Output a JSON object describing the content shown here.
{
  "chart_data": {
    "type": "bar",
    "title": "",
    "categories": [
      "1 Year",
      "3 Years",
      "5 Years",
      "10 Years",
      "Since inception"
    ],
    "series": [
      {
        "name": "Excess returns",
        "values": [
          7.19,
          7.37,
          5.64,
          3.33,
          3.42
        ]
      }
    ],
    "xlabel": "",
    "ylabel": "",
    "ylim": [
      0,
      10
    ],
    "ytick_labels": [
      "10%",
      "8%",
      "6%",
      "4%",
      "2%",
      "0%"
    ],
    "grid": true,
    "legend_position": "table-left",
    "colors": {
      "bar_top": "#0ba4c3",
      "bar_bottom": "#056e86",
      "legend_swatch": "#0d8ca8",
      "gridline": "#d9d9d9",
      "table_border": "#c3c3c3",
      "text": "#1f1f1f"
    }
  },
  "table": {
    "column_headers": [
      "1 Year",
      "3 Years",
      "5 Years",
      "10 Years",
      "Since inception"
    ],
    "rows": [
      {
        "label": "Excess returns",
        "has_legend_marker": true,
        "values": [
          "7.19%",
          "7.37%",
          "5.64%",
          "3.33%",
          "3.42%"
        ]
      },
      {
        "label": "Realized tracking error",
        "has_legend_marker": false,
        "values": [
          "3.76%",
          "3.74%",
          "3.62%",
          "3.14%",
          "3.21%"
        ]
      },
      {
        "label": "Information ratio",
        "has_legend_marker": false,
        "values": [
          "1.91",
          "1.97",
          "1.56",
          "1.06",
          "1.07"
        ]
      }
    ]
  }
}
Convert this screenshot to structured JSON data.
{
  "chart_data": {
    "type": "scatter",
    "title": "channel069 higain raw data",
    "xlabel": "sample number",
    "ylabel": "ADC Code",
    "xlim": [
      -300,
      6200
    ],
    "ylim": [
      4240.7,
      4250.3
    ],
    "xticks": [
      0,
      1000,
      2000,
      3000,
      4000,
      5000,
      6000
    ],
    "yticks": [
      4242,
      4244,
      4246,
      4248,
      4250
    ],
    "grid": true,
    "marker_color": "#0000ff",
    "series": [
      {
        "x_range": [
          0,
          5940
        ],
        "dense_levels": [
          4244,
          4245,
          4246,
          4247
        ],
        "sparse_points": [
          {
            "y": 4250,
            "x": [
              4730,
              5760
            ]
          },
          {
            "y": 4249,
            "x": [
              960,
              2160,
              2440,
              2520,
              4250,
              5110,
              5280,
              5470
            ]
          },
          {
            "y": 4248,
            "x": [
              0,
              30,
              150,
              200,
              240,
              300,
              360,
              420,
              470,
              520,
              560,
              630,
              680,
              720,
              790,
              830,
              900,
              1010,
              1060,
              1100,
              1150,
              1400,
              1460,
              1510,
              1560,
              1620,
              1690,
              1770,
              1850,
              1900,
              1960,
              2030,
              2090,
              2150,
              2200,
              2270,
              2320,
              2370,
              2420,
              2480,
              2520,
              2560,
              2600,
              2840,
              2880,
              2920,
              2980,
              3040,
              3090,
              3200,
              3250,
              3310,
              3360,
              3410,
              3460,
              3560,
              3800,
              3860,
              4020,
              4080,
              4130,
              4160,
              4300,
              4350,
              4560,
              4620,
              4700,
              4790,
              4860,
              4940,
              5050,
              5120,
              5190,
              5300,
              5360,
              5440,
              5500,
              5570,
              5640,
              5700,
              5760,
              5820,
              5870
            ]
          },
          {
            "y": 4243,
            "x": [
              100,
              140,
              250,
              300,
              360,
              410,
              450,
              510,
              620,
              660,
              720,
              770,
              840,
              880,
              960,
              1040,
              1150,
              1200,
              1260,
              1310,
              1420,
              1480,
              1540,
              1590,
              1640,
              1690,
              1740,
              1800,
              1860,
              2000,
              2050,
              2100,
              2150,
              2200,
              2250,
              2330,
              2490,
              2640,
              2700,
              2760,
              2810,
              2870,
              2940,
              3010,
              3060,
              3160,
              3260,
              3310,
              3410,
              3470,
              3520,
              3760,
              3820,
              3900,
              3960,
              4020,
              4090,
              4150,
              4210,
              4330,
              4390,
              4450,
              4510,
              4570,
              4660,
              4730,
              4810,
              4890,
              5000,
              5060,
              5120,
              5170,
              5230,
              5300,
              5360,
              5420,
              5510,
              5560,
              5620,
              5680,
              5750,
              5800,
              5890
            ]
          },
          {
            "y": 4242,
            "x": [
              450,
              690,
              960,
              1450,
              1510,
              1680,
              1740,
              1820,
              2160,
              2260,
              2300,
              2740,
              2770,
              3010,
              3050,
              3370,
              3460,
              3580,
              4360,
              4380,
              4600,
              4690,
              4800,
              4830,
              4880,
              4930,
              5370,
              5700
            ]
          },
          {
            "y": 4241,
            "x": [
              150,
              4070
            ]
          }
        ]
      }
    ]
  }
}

◆ What needs to be done ◆
Faithfully copy every entry, leaving nothing out.

◆ Result of the exercise ◆
Output a JSON object describing the content shown here.
{
  "chart_data": {
    "type": "bar",
    "title": "",
    "categories": [
      "1 Year",
      "3 Years",
      "5 Years",
      "10 Years",
      "Since inception"
    ],
    "series": [
      {
        "name": "Excess returns",
        "values": [
          7.19,
          7.37,
          5.64,
          3.33,
          3.42
        ]
      }
    ],
    "xlabel": "",
    "ylabel": "",
    "ylim": [
      0,
      10
    ],
    "ytick_labels": [
      "10%",
      "8%",
      "6%",
      "4%",
      "2%",
      "0%"
    ],
    "grid": true,
    "legend_position": "table-left",
    "colors": {
      "bar_top": "#0ba4c3",
      "bar_bottom": "#056e86",
      "legend_swatch": "#0d8ca8",
      "gridline": "#d9d9d9",
      "table_border": "#c3c3c3",
      "text": "#1f1f1f"
    }
  },
  "table": {
    "column_headers": [
      "1 Year",
      "3 Years",
      "5 Years",
      "10 Years",
      "Since inception"
    ],
    "rows": [
      {
        "label": "Excess returns",
        "has_legend_marker": true,
        "values": [
          "7.19%",
          "7.37%",
          "5.64%",
          "3.33%",
          "3.42%"
        ]
      },
      {
        "label": "Realized tracking error",
        "has_legend_marker": false,
        "values": [
          "3.76%",
          "3.74%",
          "3.62%",
          "3.14%",
          "3.21%"
        ]
      },
      {
        "label": "Information ratio",
        "has_legend_marker": false,
        "values": [
          "1.91",
          "1.97",
          "1.56",
          "1.06",
          "1.07"
        ]
      }
    ]
  }
}
Convert this screenshot to structured JSON data.
{
  "chart_data": {
    "type": "scatter",
    "title": "channel069 higain raw data",
    "xlabel": "sample number",
    "ylabel": "ADC Code",
    "xlim": [
      -300,
      6200
    ],
    "ylim": [
      4240.7,
      4250.3
    ],
    "xticks": [
      0,
      1000,
      2000,
      3000,
      4000,
      5000,
      6000
    ],
    "yticks": [
      4242,
      4244,
      4246,
      4248,
      4250
    ],
    "grid": true,
    "marker_color": "#0000ff",
    "series": [
      {
        "x_range": [
          0,
          5940
        ],
        "dense_levels": [
          4244,
          4245,
          4246,
          4247
        ],
        "sparse_points": [
          {
            "y": 4250,
            "x": [
              4730,
              5760
            ]
          },
          {
            "y": 4249,
            "x": [
              960,
              2160,
              2440,
              2520,
              4250,
              5110,
              5280,
              5470
            ]
          },
          {
            "y": 4248,
            "x": [
              0,
              30,
              150,
              200,
              240,
              300,
              360,
              420,
              470,
              520,
              560,
              630,
              680,
              720,
              790,
              830,
              900,
              1010,
              1060,
              1100,
              1150,
              1400,
              1460,
              1510,
              1560,
              1620,
              1690,
              1770,
              1850,
              1900,
              1960,
              2030,
              2090,
              2150,
              2200,
              2270,
              2320,
              2370,
              2420,
              2480,
              2520,
              2560,
              2600,
              2840,
              2880,
              2920,
              2980,
              3040,
              3090,
              3200,
              3250,
              3310,
              3360,
              3410,
              3460,
              3560,
              3800,
              3860,
              4020,
              4080,
              4130,
              4160,
              4300,
              4350,
              4560,
              4620,
              4700,
              4790,
              4860,
              4940,
              5050,
              5120,
              5190,
              5300,
              5360,
              5440,
              5500,
              5570,
              5640,
              5700,
              5760,
              5820,
              5870
            ]
          },
          {
            "y": 4243,
            "x": [
              100,
              140,
              250,
              300,
              360,
              410,
              450,
              510,
              620,
              660,
              720,
              770,
              840,
              880,
              960,
              1040,
              1150,
              1200,
              1260,
              1310,
              1420,
              1480,
              1540,
              1590,
              1640,
              1690,
              1740,
              1800,
              1860,
              2000,
              2050,
              2100,
              2150,
              2200,
              2250,
              2330,
              2490,
              2640,
              2700,
              2760,
              2810,
              2870,
              2940,
              3010,
              3060,
              3160,
              3260,
              3310,
              3410,
              3470,
              3520,
              3760,
              3820,
              3900,
              3960,
              4020,
              4090,
              4150,
              4210,
              4330,
              4390,
              4450,
              4510,
              4570,
              4660,
              4730,
              4810,
              4890,
              5000,
              5060,
              5120,
              5170,
              5230,
              5300,
              5360,
              5420,
              5510,
              5560,
              5620,
              5680,
              5750,
              5800,
              5890
            ]
          },
          {
            "y": 4242,
            "x": [
              450,
              690,
              960,
              1450,
              1510,
              1680,
              1740,
              1820,
              2160,
              2260,
              2300,
              2740,
              2770,
              3010,
              3050,
              3370,
              3460,
              3580,
              4360,
              4380,
              4600,
              4690,
              4800,
              4830,
              4880,
              4930,
              5370,
              5700
            ]
          },
          {
            "y": 4241,
            "x": [
              150,
              4070
            ]
          }
        ]
      }
    ]
  }
}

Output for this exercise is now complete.